=== WORK TO DO ===
Sort through the entries below and pull out lines containing the word "avec".
-- begin LISTED RECORDS --
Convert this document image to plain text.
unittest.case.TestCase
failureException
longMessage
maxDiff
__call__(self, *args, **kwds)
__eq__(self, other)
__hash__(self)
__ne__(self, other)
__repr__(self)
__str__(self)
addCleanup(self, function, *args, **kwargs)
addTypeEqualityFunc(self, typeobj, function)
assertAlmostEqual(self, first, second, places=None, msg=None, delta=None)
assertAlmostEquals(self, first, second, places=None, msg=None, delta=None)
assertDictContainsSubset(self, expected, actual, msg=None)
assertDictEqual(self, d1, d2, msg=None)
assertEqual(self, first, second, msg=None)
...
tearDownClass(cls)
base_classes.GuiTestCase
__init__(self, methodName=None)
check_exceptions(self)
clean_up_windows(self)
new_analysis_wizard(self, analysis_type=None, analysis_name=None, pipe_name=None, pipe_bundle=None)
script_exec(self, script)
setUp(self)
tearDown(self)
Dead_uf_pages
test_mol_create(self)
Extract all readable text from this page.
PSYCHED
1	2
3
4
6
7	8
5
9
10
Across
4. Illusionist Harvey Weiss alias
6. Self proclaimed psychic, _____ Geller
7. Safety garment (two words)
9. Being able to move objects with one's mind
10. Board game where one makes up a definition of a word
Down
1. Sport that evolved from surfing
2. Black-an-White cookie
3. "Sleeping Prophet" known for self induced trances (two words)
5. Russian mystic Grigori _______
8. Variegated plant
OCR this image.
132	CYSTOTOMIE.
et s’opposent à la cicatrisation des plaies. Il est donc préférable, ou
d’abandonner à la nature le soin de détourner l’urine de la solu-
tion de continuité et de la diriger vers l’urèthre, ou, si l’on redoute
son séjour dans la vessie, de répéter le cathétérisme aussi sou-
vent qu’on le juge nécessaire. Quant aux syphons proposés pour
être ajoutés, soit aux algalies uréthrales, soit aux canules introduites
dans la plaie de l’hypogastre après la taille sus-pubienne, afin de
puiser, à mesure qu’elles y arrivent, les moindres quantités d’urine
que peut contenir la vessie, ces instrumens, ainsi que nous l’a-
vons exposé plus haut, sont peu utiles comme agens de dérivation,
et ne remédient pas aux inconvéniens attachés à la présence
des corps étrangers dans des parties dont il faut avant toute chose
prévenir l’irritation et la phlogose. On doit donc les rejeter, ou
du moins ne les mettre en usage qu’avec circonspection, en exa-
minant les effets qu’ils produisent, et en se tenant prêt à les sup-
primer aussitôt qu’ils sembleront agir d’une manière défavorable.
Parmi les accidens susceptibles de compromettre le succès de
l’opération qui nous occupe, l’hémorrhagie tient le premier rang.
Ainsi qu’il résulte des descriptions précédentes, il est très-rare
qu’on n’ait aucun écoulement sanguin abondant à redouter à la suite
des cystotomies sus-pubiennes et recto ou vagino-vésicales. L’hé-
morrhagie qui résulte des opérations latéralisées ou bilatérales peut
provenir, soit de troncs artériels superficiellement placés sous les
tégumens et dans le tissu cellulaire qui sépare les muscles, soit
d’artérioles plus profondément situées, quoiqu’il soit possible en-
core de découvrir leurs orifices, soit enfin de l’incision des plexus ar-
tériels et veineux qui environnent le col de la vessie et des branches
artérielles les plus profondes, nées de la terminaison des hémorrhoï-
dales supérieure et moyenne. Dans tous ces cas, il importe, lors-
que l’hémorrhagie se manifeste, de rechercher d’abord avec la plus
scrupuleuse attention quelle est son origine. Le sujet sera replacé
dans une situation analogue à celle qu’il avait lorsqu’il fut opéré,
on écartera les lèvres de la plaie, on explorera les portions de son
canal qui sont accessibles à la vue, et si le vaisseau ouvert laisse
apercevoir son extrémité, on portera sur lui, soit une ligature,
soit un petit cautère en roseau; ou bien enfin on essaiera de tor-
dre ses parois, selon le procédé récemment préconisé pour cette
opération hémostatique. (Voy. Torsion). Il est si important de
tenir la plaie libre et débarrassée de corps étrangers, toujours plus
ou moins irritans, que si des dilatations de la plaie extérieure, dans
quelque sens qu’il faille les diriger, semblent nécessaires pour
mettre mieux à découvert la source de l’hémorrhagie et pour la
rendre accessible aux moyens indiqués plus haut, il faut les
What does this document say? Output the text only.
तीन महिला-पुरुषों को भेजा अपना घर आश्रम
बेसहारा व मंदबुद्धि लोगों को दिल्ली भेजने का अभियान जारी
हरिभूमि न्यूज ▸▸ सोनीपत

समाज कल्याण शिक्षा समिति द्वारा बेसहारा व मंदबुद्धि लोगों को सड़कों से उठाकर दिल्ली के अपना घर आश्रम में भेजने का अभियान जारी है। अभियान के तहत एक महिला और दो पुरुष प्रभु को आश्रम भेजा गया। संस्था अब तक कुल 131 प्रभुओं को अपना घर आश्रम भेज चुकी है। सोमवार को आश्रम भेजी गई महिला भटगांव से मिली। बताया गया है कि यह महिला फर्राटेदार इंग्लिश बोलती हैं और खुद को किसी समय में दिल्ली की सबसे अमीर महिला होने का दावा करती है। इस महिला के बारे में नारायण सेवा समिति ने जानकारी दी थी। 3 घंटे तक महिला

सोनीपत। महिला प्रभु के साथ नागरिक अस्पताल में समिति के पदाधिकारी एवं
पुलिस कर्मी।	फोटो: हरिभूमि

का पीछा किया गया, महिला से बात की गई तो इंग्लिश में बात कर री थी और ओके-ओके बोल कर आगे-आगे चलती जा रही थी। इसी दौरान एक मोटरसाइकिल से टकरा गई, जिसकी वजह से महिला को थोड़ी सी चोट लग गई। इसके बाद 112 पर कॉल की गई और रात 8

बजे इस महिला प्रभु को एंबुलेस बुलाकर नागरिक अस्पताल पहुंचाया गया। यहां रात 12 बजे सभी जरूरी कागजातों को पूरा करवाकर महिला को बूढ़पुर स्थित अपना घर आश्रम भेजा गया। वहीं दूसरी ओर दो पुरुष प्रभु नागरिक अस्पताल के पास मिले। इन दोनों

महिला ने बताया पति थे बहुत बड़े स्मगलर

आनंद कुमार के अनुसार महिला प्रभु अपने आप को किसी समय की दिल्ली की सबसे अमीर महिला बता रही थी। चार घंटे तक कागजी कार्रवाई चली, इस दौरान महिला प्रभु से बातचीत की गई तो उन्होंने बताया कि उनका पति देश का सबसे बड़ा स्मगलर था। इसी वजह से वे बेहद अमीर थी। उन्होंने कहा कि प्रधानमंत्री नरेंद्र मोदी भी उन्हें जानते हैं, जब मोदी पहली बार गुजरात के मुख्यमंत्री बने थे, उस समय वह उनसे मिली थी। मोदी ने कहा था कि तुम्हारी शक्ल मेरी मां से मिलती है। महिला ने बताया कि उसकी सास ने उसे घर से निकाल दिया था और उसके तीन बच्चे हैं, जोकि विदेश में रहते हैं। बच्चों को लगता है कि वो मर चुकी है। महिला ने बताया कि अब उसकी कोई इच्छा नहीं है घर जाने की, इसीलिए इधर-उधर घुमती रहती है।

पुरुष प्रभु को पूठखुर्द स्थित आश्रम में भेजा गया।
-- end LISTED RECORDS --
=== REPLY TO THE EXERCISE ===
du moins ne les mettre en usage qu’avec circonspection, en exa-
que l’hémorrhagie se manifeste, de rechercher d’abord avec la plus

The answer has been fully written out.